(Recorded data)
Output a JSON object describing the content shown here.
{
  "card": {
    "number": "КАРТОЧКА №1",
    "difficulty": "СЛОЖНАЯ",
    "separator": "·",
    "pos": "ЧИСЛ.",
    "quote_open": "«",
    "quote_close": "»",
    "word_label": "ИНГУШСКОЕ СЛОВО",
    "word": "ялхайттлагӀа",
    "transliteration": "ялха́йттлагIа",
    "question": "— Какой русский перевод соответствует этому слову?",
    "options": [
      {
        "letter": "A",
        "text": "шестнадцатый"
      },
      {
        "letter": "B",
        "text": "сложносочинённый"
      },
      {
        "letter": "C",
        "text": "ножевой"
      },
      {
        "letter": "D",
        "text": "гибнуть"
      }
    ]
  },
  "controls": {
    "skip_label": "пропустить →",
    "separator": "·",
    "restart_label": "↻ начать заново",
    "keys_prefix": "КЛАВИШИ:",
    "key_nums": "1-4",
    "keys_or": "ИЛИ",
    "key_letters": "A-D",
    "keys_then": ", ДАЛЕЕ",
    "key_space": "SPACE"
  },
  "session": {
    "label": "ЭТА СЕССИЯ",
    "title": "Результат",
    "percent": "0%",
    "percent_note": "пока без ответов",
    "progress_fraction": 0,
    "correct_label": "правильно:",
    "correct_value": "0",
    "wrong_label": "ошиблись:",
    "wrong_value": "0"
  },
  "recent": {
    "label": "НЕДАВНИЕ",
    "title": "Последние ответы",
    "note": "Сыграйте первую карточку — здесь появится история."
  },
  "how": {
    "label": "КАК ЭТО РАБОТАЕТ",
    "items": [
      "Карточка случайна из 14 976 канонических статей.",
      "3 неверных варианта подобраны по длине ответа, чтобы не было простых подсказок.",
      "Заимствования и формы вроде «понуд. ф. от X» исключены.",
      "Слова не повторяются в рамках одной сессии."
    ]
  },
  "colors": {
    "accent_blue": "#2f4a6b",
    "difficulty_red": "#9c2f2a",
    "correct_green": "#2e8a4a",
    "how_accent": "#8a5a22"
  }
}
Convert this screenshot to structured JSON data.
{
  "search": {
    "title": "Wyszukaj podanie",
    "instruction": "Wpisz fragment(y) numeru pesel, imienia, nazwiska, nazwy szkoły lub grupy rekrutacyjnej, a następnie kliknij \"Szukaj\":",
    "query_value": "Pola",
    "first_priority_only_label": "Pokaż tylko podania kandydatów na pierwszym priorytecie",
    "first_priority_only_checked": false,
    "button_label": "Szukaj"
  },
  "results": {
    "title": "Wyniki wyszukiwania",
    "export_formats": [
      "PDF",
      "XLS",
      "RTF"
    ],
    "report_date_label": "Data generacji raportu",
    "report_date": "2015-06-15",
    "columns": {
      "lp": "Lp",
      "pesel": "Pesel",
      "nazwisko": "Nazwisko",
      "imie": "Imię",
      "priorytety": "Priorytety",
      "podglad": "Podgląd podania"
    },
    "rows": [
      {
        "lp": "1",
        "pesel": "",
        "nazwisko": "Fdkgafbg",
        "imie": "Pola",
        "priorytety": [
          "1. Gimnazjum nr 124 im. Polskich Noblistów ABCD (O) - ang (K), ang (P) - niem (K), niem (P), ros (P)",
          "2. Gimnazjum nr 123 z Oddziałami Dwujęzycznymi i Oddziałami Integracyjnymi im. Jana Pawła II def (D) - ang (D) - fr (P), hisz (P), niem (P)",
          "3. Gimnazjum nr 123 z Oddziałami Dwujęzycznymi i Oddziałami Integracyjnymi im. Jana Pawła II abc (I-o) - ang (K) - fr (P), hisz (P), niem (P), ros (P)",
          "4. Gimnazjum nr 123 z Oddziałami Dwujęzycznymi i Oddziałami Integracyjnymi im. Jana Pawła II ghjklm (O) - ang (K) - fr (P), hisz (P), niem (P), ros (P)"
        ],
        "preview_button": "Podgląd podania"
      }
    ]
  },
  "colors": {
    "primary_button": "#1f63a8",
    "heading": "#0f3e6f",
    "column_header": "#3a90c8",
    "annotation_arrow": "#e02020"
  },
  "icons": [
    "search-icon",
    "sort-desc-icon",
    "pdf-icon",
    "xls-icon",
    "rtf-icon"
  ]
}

* Short task: Gather up, from the records above, each line where the word "title" appears.

* Solved problem:
    "title": "Результат",
    "title": "Последние ответы",
    "title": "Wyszukaj podanie",
    "title": "Wyniki wyszukiwania",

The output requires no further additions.